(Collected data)
|---|

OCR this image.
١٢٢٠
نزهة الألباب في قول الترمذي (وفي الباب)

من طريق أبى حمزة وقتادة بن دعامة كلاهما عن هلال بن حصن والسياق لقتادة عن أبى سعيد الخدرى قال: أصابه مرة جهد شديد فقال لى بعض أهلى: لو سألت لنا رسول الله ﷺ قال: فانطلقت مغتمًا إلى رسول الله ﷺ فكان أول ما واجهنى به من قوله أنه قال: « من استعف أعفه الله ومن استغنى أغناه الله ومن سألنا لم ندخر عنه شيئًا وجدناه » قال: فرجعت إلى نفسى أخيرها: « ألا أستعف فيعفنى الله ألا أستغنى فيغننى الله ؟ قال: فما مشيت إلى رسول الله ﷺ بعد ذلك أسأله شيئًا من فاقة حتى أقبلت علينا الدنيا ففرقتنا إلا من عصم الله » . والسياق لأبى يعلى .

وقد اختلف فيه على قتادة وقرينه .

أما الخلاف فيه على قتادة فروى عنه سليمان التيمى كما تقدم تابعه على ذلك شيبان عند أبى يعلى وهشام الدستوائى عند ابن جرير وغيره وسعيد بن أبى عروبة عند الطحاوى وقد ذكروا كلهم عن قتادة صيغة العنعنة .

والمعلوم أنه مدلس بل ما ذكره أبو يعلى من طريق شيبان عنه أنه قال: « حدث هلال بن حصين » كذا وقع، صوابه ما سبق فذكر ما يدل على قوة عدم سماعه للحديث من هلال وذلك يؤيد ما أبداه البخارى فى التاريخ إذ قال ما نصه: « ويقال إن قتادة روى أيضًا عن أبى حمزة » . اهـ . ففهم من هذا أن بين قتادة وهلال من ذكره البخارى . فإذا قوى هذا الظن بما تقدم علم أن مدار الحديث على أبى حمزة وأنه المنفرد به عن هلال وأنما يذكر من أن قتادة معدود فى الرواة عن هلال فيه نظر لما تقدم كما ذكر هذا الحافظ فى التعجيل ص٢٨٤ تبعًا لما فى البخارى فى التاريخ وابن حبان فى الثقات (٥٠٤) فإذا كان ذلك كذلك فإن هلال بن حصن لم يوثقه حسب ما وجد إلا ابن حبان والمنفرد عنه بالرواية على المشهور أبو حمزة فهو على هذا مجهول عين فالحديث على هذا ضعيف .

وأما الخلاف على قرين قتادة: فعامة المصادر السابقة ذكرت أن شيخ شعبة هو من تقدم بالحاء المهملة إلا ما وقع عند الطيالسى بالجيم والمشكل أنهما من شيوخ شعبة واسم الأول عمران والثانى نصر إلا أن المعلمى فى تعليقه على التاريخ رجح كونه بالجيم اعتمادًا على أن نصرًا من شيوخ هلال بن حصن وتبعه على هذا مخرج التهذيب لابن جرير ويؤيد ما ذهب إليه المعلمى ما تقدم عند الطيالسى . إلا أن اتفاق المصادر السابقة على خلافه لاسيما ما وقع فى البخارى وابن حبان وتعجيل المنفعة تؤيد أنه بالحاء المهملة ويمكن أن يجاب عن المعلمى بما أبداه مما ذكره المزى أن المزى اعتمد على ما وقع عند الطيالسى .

|---|

* _Short task_: Copy out each line of the material that holds the word "جرير".

* _Worked solution_:
أما الخلاف فيه على قتادة فروى عنه سليمان التيمى كما تقدم تابعه على ذلك شيبان عند أبى يعلى وهشام الدستوائى عند ابن جرير وغيره وسعيد بن أبى عروبة عند الطحاوى وقد ذكروا كلهم عن قتادة صيغة العنعنة .
وأما الخلاف على قرين قتادة: فعامة المصادر السابقة ذكرت أن شيخ شعبة هو من تقدم بالحاء المهملة إلا ما وقع عند الطيالسى بالجيم والمشكل أنهما من شيوخ شعبة واسم الأول عمران والثانى نصر إلا أن المعلمى فى تعليقه على التاريخ رجح كونه بالجيم اعتمادًا على أن نصرًا من شيوخ هلال بن حصن وتبعه على هذا مخرج التهذيب لابن جرير ويؤيد ما ذهب إليه المعلمى ما تقدم عند الطيالسى . إلا أن اتفاق المصادر السابقة على خلافه لاسيما ما وقع فى البخارى وابن حبان وتعجيل المنفعة تؤيد أنه بالحاء المهملة ويمكن أن يجاب عن المعلمى بما أبداه مما ذكره المزى أن المزى اعتمد على ما وقع عند الطيالسى .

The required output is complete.